* _Requirements_:
Write out the listing below without alteration, omitting its pictures.

__________

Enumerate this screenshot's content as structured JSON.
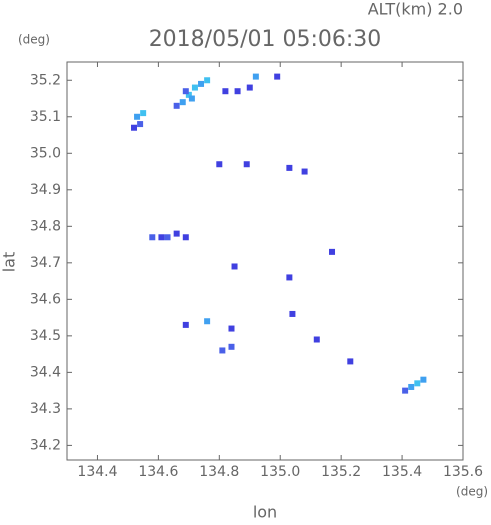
{
  "chart_data": {
    "type": "scatter",
    "title": "2018/05/01 05:06:30",
    "subtitle": "ALT(km) 2.0",
    "xlabel": "lon",
    "ylabel": "lat",
    "xunit": "(deg)",
    "yunit": "(deg)",
    "x": [
      134.53,
      134.54,
      134.52,
      134.55,
      134.66,
      134.68,
      134.7,
      134.72,
      134.74,
      134.76,
      134.69,
      134.71,
      134.82,
      134.86,
      134.92,
      134.99,
      134.9,
      134.8,
      134.89,
      135.03,
      135.08,
      134.58,
      134.61,
      134.63,
      134.66,
      134.69,
      134.85,
      135.17,
      135.03,
      134.69,
      134.76,
      134.84,
      134.81,
      134.84,
      135.04,
      135.12,
      135.23,
      135.41,
      135.43,
      135.45,
      135.47
    ],
    "y": [
      35.1,
      35.08,
      35.07,
      35.11,
      35.13,
      35.14,
      35.16,
      35.18,
      35.19,
      35.2,
      35.17,
      35.15,
      35.17,
      35.17,
      35.21,
      35.21,
      35.18,
      34.97,
      34.97,
      34.96,
      34.95,
      34.77,
      34.77,
      34.77,
      34.78,
      34.77,
      34.69,
      34.73,
      34.66,
      34.53,
      34.54,
      34.52,
      34.46,
      34.47,
      34.56,
      34.49,
      34.43,
      34.35,
      34.36,
      34.37,
      34.38
    ],
    "colors": [
      "#3fa0f0",
      "#4a60e8",
      "#4040e0",
      "#40c0f0",
      "#4a60e8",
      "#3fa0f0",
      "#40c0f0",
      "#40c0f0",
      "#3fa0f0",
      "#40c0f0",
      "#4a60e8",
      "#3fa0f0",
      "#4040e0",
      "#4040e0",
      "#40a0f0",
      "#4040e0",
      "#4040e0",
      "#4040e0",
      "#4040e0",
      "#4040e0",
      "#4040e0",
      "#4a60e8",
      "#4040e0",
      "#4a60e8",
      "#4040e0",
      "#4040e0",
      "#4040e0",
      "#4040e0",
      "#4040e0",
      "#4040e0",
      "#40a0f0",
      "#4040e0",
      "#4a60e8",
      "#4a60e8",
      "#4040e0",
      "#4040e0",
      "#4040e0",
      "#4a60e8",
      "#3fa0f0",
      "#40c0f0",
      "#3fa0f0"
    ],
    "xlim": [
      134.3,
      135.6
    ],
    "ylim": [
      34.16,
      35.25
    ],
    "xticks": [
      134.4,
      134.6,
      134.8,
      {
        "value": 135,
        "label": "135.0"
      },
      135.2,
      135.4,
      135.6
    ],
    "yticks": [
      34.2,
      34.3,
      34.4,
      34.5,
      34.6,
      34.7,
      34.8,
      34.9,
      {
        "value": 35,
        "label": "35.0"
      },
      35.1,
      35.2
    ]
  }
}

__________

* _Result of the exercise_:
Enumerate this screenshot's content as structured JSON.
{
  "chart_data": {
    "type": "scatter",
    "title": "2018/05/01 05:06:30",
    "subtitle": "ALT(km) 2.0",
    "xlabel": "lon",
    "ylabel": "lat",
    "xunit": "(deg)",
    "yunit": "(deg)",
    "x": [
      134.53,
      134.54,
      134.52,
      134.55,
      134.66,
      134.68,
      134.7,
      134.72,
      134.74,
      134.76,
      134.69,
      134.71,
      134.82,
      134.86,
      134.92,
      134.99,
      134.9,
      134.8,
      134.89,
      135.03,
      135.08,
      134.58,
      134.61,
      134.63,
      134.66,
      134.69,
      134.85,
      135.17,
      135.03,
      134.69,
      134.76,
      134.84,
      134.81,
      134.84,
      135.04,
      135.12,
      135.23,
      135.41,
      135.43,
      135.45,
      135.47
    ],
    "y": [
      35.1,
      35.08,
      35.07,
      35.11,
      35.13,
      35.14,
      35.16,
      35.18,
      35.19,
      35.2,
      35.17,
      35.15,
      35.17,
      35.17,
      35.21,
      35.21,
      35.18,
      34.97,
      34.97,
      34.96,
      34.95,
      34.77,
      34.77,
      34.77,
      34.78,
      34.77,
      34.69,
      34.73,
      34.66,
      34.53,
      34.54,
      34.52,
      34.46,
      34.47,
      34.56,
      34.49,
      34.43,
      34.35,
      34.36,
      34.37,
      34.38
    ],
    "colors": [
      "#3fa0f0",
      "#4a60e8",
      "#4040e0",
      "#40c0f0",
      "#4a60e8",
      "#3fa0f0",
      "#40c0f0",
      "#40c0f0",
      "#3fa0f0",
      "#40c0f0",
      "#4a60e8",
      "#3fa0f0",
      "#4040e0",
      "#4040e0",
      "#40a0f0",
      "#4040e0",
      "#4040e0",
      "#4040e0",
      "#4040e0",
      "#4040e0",
      "#4040e0",
      "#4a60e8",
      "#4040e0",
      "#4a60e8",
      "#4040e0",
      "#4040e0",
      "#4040e0",
      "#4040e0",
      "#4040e0",
      "#4040e0",
      "#40a0f0",
      "#4040e0",
      "#4a60e8",
      "#4a60e8",
      "#4040e0",
      "#4040e0",
      "#4040e0",
      "#4a60e8",
      "#3fa0f0",
      "#40c0f0",
      "#3fa0f0"
    ],
    "xlim": [
      134.3,
      135.6
    ],
    "ylim": [
      34.16,
      35.25
    ],
    "xticks": [
      134.4,
      134.6,
      134.8,
      {
        "value": 135,
        "label": "135.0"
      },
      135.2,
      135.4,
      135.6
    ],
    "yticks": [
      34.2,
      34.3,
      34.4,
      34.5,
      34.6,
      34.7,
      34.8,
      34.9,
      {
        "value": 35,
        "label": "35.0"
      },
      35.1,
      35.2
    ]
  }
}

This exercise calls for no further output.